I bizantini organizzano la difesa del territorio attorno ai centri più importanti come Brindisi e Oria. Il paesaggio è ora disseminato di piccoli villaggi rurali detti chorìa o loci: tra questi, nel X secolo, c’è anche Meganghe, la cui prima attestazione risale al 947, quando l’abate di San Vincenzo al Volturno (abbazia benedettina nei pressi di Isernia) consegna al funzionario imperiale di Bisanzio alcuni possedimenti del monastero presenti nel territorio di Oria. In questo periodo l’area del Complesso di Vico Quercia viene interessata da sepolture, probabilmente parte di un cimitero gravitante attorno ad una piccola chiesa ubicata nei pressi dell’attuale Chiesa Matrice.
Tra queste, si segnala la tomba di un bambino morto tra il primo e il terzo anno d’età, composta da lastre di calcare disposte di taglio. Nel XIII secolo Mesagne viene citata nelle fonti in qualità di castrum (un abitato protetto da una fortezza), ma è solo nel XV secolo che l’area del centro storico assume l’attuale fisionomia. In questo periodo, infatti, incombe sempre più minaccioso l’Impero Ottomano guidato da Maometto II, il quale, dopo aver conquistato Costantinopoli (1453) e ad aver annesso la Grecia (1456), si prepara all’invasione dell’Italia.

• **CONSEGNA**
Rispondi in base al testo sulla storia di Mesagne:
1. A quale anno risale la prima attestazione di Meganghe?
2. Di che cosa è composta la tomba del bambino?
3. In che anno Maometto II annette la Grecia?

• **RECORD MOSTRATI**
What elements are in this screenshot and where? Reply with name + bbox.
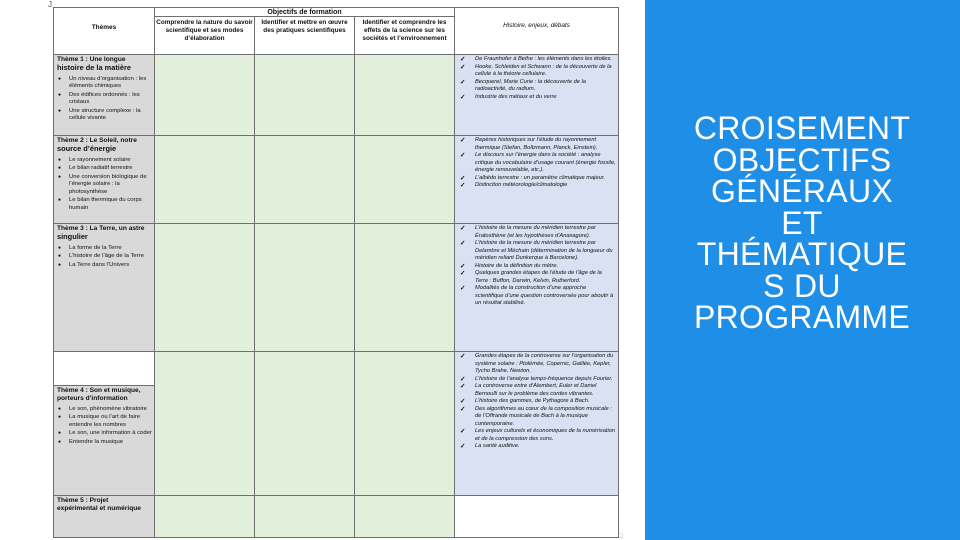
- objective-cell: [155, 136, 255, 224]
- slide-title-line: ET: [781, 204, 823, 241]
- list-item: ● Le bilan radiatif terrestre: [58, 165, 152, 173]
- history-item: ✓ Repères historiques sur l’étude du rayonnement thermique (Stefan, Boltzmann, Planck, Einstein).: [459, 137, 616, 152]
- table-row: [54, 496, 619, 538]
- history-cell: [455, 352, 619, 496]
- slide-title-line: GÉNÉRAUX: [711, 173, 893, 209]
- history-cell: [455, 224, 619, 352]
- history-cell: [455, 136, 619, 224]
- header-objective-2: Identifier et mettre en œuvre des pratiques scientifiques: [255, 17, 355, 55]
- objective-cell: [255, 352, 355, 496]
- theme-title: Thème 4 : Son et musique, porteurs d’information: [57, 387, 141, 403]
- history-cell: [455, 55, 619, 136]
- header-objectives-group: Objectifs de formation: [155, 8, 455, 17]
- history-item: ✓ Histoire de la définition du mètre.: [459, 263, 616, 271]
- history-item: ✓ Modalités de la construction d’une approche scientifique d’une question controversée pour aboutir à un résultat stabilisé.: [459, 285, 616, 308]
- slide-title: [682, 110, 922, 335]
- slide-title-line: OBJECTIFS: [712, 141, 892, 178]
- theme-title: Thème 2 : Le Soleil, notre source d’énergie: [57, 137, 137, 154]
- objective-cell: [155, 55, 255, 136]
- theme-title: Thème 5 : Projet expérimental et numérique: [57, 497, 141, 513]
- theme-subtopics: [54, 245, 154, 270]
- objective-cell: [355, 496, 455, 538]
- theme-cell: [54, 352, 155, 386]
- history-item: ✓ Grandes étapes de la controverse sur l’organisation du système solaire : Ptolémée, Copernic, Galilée, Kepler, Tycho Brahe, Newton.: [459, 353, 616, 376]
- history-item: ✓ Quelques grandes étapes de l’étude de l’âge de la Terre : Buffon, Darwin, Kelvin, Rutherford.: [459, 270, 616, 285]
- theme-subtopics: [54, 406, 154, 447]
- list-item: ● Une conversion biologique de l’énergie solaire : la photosynthèse: [58, 174, 152, 197]
- theme-title: Thème 1 : Une longue histoire de la matière: [57, 56, 131, 73]
- header-history: Histoire, enjeux, débats: [455, 8, 619, 55]
- list-item: ● Un niveau d’organisation : les éléments chimiques: [58, 76, 152, 91]
- objective-cell: [255, 136, 355, 224]
- theme-cell: [54, 386, 155, 496]
- history-item: ✓ La controverse entre d’Alembert, Euler et Daniel Bernoulli sur le problème des cordes vibrantes.: [459, 383, 616, 398]
- history-item: ✓ L’histoire des gammes, de Pythagore à Bach.: [459, 398, 616, 406]
- history-item: ✓ Des algorithmes au cœur de la composition musicale : de l’Offrande musicale de Bach à la musique contemporaine.: [459, 406, 616, 429]
- header-objective-3: Identifier et comprendre les effets de la science sur les sociétés et l’environnement: [355, 17, 455, 55]
- list-item: ● La Terre dans l’Univers: [58, 262, 152, 270]
- history-item: ✓ L’histoire de l’analyse temps-fréquence depuis Fourier.: [459, 376, 616, 384]
- list-item: ● Des édifices ordonnés : les cristaux: [58, 92, 152, 107]
- objective-cell: [355, 352, 455, 496]
- list-item: ● Le son, phénomène vibratoire: [58, 406, 152, 414]
- list-item: ● La musique ou l’art de faire entendre les nombres: [58, 414, 152, 429]
- history-item: ✓ De Fraunhofer à Bethe : les éléments dans les étoiles.: [459, 56, 616, 64]
- history-item: ✓ L’albédo terrestre : un paramètre climatique majeur.: [459, 175, 616, 183]
- theme-subtopics: [54, 157, 154, 213]
- list-item: ● Le son, une information à coder: [58, 430, 152, 438]
- theme-cell: [54, 496, 155, 538]
- objective-cell: [155, 352, 255, 496]
- list-item: ● Entendre la musique: [58, 439, 152, 447]
- history-item: ✓ Les enjeux culturels et économiques de la numérisation et de la compression des sons.: [459, 428, 616, 443]
- objective-cell: [355, 224, 455, 352]
- theme-cell: [54, 55, 155, 136]
- slide-title-line: THÉMATIQUE: [696, 236, 908, 272]
- objective-cell: [355, 136, 455, 224]
- history-cell: [455, 496, 619, 538]
- theme-cell: [54, 136, 155, 224]
- slide-title-line: S DU: [763, 267, 841, 304]
- objective-cell: [255, 496, 355, 538]
- slide-title-line: CROISEMENT: [693, 110, 911, 146]
- theme-title: Thème 3 : La Terre, un astre singulier: [57, 225, 145, 242]
- header-objective-1: Comprendre la nature du savoir scientifique et ses modes d’élaboration: [155, 17, 255, 55]
- list-item: ● Le rayonnement solaire: [58, 157, 152, 165]
- table-row: [54, 352, 619, 386]
- table-row: [54, 136, 619, 224]
- table-row: [54, 224, 619, 352]
- corner-mark: J: [48, 0, 52, 9]
- page-mark: □: [618, 533, 623, 540]
- objective-cell: [355, 55, 455, 136]
- list-item: ● L’histoire de l’âge de la Terre: [58, 253, 152, 261]
- theme-subtopics: [54, 76, 154, 123]
- history-item: ✓ Becquerel, Marie Curie : la découverte de la radioactivité, du radium.: [459, 79, 616, 94]
- history-item: ✓ L’histoire de la mesure du méridien terrestre par Ératosthène (et les hypothèses d’Anaxagore).: [459, 225, 616, 240]
- history-item: ✓ Hooke, Schleiden et Schwann : de la découverte de la cellule à la théorie cellulaire.: [459, 64, 616, 79]
- objective-cell: [255, 224, 355, 352]
- history-item: ✓ Le discours sur l’énergie dans la société : analyse critique du vocabulaire d’usage courant (énergie fossile, énergie renouvelable, etc.).: [459, 152, 616, 175]
- history-item: ✓ La santé auditive.: [459, 443, 616, 451]
- objective-cell: [155, 224, 255, 352]
- objectives-table-bottom: [53, 351, 619, 538]
- list-item: ● La forme de la Terre: [58, 245, 152, 253]
- slide-title-line: PROGRAMME: [693, 299, 911, 335]
- list-item: ● Le bilan thermique du corps humain: [58, 197, 152, 212]
- header-themes: Thèmes: [54, 8, 155, 55]
- history-item: ✓ Industrie des métaux et du verre: [459, 94, 616, 102]
- objective-cell: [155, 496, 255, 538]
- objectives-table-top: [53, 7, 619, 352]
- history-item: ✓ Distinction météorologie/climatologie: [459, 182, 616, 190]
- theme-cell: [54, 224, 155, 352]
- table-row: [54, 55, 619, 136]
- objective-cell: [255, 55, 355, 136]
- history-item: ✓ L’histoire de la mesure du méridien terrestre par Delambre et Méchain (détermination de la longueur du méridien reliant Dunkerque à Barcelone).: [459, 240, 616, 263]
- list-item: ● Une structure complexe : la cellule vivante: [58, 108, 152, 123]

• **RISPOSTA**
1. Al 947.
2. Di lastre di calcare disposte di taglio.
3. Nel 1456.